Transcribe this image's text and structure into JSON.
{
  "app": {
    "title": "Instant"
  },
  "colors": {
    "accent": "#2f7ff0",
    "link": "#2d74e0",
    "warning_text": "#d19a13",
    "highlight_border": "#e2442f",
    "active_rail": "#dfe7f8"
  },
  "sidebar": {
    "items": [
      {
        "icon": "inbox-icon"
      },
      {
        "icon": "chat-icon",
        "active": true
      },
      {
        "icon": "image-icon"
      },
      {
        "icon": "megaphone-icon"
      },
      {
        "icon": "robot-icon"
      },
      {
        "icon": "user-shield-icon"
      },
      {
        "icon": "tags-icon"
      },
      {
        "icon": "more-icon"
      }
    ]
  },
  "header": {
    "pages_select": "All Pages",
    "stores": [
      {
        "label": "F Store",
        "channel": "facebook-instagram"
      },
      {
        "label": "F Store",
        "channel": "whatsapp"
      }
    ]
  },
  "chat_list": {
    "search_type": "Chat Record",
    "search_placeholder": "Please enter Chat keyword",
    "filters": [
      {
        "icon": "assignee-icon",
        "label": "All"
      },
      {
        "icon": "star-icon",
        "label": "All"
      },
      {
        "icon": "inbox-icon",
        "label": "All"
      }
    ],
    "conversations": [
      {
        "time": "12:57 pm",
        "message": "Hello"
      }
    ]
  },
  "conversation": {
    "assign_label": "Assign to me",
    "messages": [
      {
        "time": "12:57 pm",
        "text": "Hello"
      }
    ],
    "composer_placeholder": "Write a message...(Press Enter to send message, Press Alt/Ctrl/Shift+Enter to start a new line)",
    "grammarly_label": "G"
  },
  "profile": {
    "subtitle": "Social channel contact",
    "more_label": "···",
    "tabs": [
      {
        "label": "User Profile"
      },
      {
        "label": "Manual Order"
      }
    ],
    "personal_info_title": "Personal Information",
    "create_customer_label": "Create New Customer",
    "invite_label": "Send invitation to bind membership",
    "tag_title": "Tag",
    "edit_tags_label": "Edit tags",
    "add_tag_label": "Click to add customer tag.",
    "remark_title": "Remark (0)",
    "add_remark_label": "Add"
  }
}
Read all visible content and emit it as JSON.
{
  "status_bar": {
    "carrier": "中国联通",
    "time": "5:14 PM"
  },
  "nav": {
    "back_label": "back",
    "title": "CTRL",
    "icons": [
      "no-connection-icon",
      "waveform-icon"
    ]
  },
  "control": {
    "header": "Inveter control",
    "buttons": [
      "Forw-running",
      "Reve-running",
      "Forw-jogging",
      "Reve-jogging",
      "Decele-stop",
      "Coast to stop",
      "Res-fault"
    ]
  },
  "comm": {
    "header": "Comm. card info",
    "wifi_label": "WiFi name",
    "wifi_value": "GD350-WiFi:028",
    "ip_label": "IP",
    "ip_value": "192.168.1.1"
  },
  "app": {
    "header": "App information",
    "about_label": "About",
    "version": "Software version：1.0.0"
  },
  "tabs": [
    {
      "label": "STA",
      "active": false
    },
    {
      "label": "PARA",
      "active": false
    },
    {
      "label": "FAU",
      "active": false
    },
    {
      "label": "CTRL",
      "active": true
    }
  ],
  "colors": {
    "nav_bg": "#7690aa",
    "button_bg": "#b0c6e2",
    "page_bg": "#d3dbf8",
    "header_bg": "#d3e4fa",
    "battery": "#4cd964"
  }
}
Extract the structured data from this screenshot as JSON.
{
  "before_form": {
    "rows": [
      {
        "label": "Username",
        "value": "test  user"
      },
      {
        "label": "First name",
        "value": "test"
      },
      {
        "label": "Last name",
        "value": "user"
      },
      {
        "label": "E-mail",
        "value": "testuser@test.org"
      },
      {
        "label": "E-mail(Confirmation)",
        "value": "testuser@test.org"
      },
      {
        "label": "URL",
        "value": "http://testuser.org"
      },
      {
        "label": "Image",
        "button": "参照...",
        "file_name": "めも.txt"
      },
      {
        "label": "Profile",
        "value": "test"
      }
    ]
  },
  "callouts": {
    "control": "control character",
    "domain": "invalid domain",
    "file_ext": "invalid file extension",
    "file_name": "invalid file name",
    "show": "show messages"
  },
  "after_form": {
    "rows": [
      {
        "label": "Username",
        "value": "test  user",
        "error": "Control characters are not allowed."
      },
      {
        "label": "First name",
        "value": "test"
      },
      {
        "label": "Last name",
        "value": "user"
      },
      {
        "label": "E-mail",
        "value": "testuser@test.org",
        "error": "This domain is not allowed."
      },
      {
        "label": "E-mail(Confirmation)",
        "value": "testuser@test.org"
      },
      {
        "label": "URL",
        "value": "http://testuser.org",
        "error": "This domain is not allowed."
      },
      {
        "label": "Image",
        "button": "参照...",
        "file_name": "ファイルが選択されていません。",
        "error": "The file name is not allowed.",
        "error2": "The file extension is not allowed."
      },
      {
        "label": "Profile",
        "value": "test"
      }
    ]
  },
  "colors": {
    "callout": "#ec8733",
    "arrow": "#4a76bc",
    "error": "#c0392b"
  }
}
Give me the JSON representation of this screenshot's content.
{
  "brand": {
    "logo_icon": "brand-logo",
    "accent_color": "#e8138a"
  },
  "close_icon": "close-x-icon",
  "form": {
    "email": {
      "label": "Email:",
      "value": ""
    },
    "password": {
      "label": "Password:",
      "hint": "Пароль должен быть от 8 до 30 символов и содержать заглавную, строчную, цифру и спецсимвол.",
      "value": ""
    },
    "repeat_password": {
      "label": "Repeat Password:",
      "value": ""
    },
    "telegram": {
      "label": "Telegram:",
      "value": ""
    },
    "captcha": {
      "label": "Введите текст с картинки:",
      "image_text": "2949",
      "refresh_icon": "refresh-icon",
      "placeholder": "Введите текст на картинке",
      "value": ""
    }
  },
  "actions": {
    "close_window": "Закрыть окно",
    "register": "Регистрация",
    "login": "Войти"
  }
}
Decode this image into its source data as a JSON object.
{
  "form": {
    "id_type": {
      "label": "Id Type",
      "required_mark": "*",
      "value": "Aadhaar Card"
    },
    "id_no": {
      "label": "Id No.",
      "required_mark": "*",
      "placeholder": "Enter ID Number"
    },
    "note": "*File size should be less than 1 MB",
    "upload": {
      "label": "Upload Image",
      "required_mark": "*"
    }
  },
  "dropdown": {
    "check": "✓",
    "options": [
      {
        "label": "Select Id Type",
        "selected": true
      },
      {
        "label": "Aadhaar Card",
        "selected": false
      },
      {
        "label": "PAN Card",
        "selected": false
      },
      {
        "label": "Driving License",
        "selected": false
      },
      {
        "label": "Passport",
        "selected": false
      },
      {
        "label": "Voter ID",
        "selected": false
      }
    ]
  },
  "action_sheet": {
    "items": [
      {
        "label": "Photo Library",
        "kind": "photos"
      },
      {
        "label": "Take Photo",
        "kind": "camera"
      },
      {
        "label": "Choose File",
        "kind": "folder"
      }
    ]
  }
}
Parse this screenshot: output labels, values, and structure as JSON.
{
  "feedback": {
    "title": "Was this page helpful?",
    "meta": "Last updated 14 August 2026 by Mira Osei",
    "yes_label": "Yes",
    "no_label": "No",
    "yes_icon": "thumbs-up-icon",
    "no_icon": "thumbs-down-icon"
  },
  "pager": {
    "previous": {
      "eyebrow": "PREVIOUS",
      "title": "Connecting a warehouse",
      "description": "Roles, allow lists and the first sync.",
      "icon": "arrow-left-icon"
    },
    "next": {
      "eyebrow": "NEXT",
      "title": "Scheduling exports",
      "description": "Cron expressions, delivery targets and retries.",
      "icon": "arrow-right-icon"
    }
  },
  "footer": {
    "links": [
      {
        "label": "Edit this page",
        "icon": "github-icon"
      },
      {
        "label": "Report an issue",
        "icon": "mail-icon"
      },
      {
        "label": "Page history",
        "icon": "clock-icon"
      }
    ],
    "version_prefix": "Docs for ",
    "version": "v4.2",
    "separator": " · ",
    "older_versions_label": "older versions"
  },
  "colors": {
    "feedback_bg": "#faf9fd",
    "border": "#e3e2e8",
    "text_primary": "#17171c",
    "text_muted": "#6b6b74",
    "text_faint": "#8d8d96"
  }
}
= = = =
### What the task requires
List every line above that holds the word "description".

### Correct output
      "description": "Roles, allow lists and the first sync.",
      "description": "Cron expressions, delivery targets and retries.",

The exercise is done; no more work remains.